Aim -
Work out how many lines hold "предела". Give the number and nothing else.

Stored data
• • • • • • •
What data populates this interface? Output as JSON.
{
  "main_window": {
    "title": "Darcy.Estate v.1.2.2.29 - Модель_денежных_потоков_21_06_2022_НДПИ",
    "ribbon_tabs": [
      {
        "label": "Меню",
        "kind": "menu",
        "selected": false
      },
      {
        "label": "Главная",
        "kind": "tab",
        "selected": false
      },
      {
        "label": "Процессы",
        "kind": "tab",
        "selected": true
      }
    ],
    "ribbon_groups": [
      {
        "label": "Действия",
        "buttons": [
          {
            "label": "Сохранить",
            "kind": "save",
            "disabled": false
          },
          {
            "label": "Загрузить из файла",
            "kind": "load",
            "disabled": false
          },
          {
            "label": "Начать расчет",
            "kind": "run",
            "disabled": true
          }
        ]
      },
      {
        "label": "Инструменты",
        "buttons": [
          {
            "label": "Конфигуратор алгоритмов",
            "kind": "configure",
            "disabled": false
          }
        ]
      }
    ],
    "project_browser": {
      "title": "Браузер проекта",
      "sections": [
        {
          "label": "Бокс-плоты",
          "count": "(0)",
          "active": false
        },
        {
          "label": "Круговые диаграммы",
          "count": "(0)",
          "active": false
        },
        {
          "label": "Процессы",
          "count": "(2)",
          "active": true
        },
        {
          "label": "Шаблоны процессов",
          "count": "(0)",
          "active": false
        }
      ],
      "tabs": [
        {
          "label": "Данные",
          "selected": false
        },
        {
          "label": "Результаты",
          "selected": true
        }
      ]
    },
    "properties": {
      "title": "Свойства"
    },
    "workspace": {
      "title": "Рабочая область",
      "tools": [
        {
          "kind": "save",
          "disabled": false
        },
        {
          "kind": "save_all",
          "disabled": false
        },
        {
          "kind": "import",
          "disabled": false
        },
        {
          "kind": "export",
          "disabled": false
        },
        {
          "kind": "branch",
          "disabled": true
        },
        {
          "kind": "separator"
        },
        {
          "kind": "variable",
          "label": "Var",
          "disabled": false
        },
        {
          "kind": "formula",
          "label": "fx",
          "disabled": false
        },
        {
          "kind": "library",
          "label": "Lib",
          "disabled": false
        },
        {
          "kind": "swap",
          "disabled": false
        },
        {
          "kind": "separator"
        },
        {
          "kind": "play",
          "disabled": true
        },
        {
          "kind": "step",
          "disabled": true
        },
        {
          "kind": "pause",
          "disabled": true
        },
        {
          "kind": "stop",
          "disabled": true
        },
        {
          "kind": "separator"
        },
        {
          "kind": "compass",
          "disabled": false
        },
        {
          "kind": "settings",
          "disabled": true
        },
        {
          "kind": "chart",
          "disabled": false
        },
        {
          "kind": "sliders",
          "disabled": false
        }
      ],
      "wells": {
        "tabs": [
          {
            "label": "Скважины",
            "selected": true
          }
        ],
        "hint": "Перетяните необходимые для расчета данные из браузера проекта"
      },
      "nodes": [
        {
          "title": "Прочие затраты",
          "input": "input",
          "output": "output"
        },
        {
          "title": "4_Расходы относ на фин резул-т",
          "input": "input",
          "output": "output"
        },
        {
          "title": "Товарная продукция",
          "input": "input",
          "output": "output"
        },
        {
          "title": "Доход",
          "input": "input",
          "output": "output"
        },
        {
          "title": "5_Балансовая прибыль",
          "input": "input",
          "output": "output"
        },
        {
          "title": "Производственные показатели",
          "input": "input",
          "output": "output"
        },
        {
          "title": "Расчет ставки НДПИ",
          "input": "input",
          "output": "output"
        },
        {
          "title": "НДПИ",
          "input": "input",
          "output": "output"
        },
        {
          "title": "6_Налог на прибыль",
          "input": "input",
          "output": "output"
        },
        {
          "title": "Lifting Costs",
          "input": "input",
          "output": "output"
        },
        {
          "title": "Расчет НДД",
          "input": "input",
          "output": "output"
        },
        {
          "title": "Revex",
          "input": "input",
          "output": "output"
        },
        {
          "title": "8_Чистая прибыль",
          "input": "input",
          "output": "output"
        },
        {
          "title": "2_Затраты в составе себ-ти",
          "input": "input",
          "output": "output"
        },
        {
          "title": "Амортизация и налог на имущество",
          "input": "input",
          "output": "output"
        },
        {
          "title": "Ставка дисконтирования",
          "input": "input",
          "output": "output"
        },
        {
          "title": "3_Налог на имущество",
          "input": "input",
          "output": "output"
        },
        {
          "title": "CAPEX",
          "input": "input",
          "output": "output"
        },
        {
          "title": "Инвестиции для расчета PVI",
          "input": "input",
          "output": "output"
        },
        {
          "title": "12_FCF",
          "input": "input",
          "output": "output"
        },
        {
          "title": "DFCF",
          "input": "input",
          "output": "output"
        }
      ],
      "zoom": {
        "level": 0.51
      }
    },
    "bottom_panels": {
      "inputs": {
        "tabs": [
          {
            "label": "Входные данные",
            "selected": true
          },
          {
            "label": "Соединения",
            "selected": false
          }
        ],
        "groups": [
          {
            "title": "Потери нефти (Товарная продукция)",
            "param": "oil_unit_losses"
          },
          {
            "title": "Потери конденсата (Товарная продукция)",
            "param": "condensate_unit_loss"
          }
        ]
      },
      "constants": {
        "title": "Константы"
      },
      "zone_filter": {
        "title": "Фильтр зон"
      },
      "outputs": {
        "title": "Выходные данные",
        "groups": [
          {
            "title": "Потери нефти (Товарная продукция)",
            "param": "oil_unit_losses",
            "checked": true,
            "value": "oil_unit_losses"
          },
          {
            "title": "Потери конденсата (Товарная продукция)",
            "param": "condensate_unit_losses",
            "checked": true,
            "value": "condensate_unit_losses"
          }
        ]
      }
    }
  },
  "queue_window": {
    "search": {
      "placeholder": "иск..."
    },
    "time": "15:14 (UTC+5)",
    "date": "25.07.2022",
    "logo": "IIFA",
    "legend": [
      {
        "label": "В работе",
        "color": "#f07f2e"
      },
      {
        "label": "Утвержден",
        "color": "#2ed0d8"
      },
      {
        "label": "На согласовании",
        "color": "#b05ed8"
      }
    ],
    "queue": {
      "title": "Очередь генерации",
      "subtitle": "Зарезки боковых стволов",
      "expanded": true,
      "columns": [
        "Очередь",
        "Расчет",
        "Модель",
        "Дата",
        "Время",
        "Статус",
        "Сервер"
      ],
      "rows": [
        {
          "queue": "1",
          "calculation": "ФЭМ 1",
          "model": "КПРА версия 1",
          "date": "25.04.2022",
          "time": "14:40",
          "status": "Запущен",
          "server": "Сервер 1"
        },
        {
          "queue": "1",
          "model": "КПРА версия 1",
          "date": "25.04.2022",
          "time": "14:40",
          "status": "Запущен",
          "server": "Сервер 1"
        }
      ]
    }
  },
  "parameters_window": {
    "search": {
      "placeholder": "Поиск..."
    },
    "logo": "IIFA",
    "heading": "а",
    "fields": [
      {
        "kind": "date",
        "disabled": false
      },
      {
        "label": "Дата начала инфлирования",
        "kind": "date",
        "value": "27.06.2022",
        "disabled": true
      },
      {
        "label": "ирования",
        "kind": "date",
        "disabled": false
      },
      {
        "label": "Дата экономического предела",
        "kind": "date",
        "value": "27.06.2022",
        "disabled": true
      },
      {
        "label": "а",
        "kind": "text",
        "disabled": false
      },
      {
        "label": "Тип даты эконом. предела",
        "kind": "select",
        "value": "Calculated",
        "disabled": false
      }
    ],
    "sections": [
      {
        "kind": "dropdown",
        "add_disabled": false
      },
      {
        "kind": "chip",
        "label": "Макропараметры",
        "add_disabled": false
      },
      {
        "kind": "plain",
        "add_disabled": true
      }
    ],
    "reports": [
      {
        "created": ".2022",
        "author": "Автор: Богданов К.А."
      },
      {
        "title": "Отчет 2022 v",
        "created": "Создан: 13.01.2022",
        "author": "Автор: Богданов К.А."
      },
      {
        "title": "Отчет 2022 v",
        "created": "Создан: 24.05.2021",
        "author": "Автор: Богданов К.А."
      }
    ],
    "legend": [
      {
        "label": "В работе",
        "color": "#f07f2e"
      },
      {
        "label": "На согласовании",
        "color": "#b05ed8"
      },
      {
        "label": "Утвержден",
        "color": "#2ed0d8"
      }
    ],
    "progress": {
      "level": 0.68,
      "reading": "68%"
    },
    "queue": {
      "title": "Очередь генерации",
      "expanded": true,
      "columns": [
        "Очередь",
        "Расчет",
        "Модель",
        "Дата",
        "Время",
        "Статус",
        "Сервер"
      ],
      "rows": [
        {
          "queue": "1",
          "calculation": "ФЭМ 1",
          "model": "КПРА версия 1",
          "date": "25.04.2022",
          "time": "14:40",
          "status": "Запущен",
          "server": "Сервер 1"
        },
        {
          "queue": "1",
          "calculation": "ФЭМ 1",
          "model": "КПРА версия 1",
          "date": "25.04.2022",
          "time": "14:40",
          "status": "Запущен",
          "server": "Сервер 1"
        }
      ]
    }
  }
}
• • • • • • •
Solved problem -
2